*Exercise material:*
--
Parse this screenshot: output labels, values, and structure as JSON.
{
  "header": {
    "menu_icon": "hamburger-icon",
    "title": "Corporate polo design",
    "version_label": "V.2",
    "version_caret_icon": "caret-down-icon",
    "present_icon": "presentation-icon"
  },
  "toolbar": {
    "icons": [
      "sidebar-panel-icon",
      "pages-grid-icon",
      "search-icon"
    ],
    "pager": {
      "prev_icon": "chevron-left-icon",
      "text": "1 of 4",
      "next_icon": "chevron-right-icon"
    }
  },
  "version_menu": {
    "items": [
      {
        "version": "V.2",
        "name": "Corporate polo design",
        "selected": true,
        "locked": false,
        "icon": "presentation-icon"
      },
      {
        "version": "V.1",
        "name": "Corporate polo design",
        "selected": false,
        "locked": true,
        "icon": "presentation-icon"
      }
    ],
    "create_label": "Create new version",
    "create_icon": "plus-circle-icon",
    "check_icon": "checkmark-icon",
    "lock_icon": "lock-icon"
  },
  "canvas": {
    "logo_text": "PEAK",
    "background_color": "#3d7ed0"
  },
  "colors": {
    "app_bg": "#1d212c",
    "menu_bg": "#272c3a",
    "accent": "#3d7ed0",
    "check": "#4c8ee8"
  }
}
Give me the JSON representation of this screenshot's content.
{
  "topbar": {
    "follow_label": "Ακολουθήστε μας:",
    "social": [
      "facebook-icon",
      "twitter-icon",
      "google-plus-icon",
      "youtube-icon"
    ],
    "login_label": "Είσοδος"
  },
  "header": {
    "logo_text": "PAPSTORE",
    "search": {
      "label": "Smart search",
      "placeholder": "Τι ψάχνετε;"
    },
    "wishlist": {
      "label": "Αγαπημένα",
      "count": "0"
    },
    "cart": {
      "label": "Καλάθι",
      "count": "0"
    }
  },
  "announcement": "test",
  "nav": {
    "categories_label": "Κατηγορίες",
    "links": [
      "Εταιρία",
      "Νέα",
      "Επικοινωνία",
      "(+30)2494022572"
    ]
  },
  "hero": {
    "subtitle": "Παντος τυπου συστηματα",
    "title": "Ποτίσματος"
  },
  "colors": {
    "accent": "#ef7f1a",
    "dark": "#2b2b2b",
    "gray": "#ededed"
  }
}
--
*What you need to do:* Give all of the entries again, word for word.

*Solution below:*
Parse this screenshot: output labels, values, and structure as JSON.
{
  "header": {
    "menu_icon": "hamburger-icon",
    "title": "Corporate polo design",
    "version_label": "V.2",
    "version_caret_icon": "caret-down-icon",
    "present_icon": "presentation-icon"
  },
  "toolbar": {
    "icons": [
      "sidebar-panel-icon",
      "pages-grid-icon",
      "search-icon"
    ],
    "pager": {
      "prev_icon": "chevron-left-icon",
      "text": "1 of 4",
      "next_icon": "chevron-right-icon"
    }
  },
  "version_menu": {
    "items": [
      {
        "version": "V.2",
        "name": "Corporate polo design",
        "selected": true,
        "locked": false,
        "icon": "presentation-icon"
      },
      {
        "version": "V.1",
        "name": "Corporate polo design",
        "selected": false,
        "locked": true,
        "icon": "presentation-icon"
      }
    ],
    "create_label": "Create new version",
    "create_icon": "plus-circle-icon",
    "check_icon": "checkmark-icon",
    "lock_icon": "lock-icon"
  },
  "canvas": {
    "logo_text": "PEAK",
    "background_color": "#3d7ed0"
  },
  "colors": {
    "app_bg": "#1d212c",
    "menu_bg": "#272c3a",
    "accent": "#3d7ed0",
    "check": "#4c8ee8"
  }
}
Give me the JSON representation of this screenshot's content.
{
  "topbar": {
    "follow_label": "Ακολουθήστε μας:",
    "social": [
      "facebook-icon",
      "twitter-icon",
      "google-plus-icon",
      "youtube-icon"
    ],
    "login_label": "Είσοδος"
  },
  "header": {
    "logo_text": "PAPSTORE",
    "search": {
      "label": "Smart search",
      "placeholder": "Τι ψάχνετε;"
    },
    "wishlist": {
      "label": "Αγαπημένα",
      "count": "0"
    },
    "cart": {
      "label": "Καλάθι",
      "count": "0"
    }
  },
  "announcement": "test",
  "nav": {
    "categories_label": "Κατηγορίες",
    "links": [
      "Εταιρία",
      "Νέα",
      "Επικοινωνία",
      "(+30)2494022572"
    ]
  },
  "hero": {
    "subtitle": "Παντος τυπου συστηματα",
    "title": "Ποτίσματος"
  },
  "colors": {
    "accent": "#ef7f1a",
    "dark": "#2b2b2b",
    "gray": "#ededed"
  }
}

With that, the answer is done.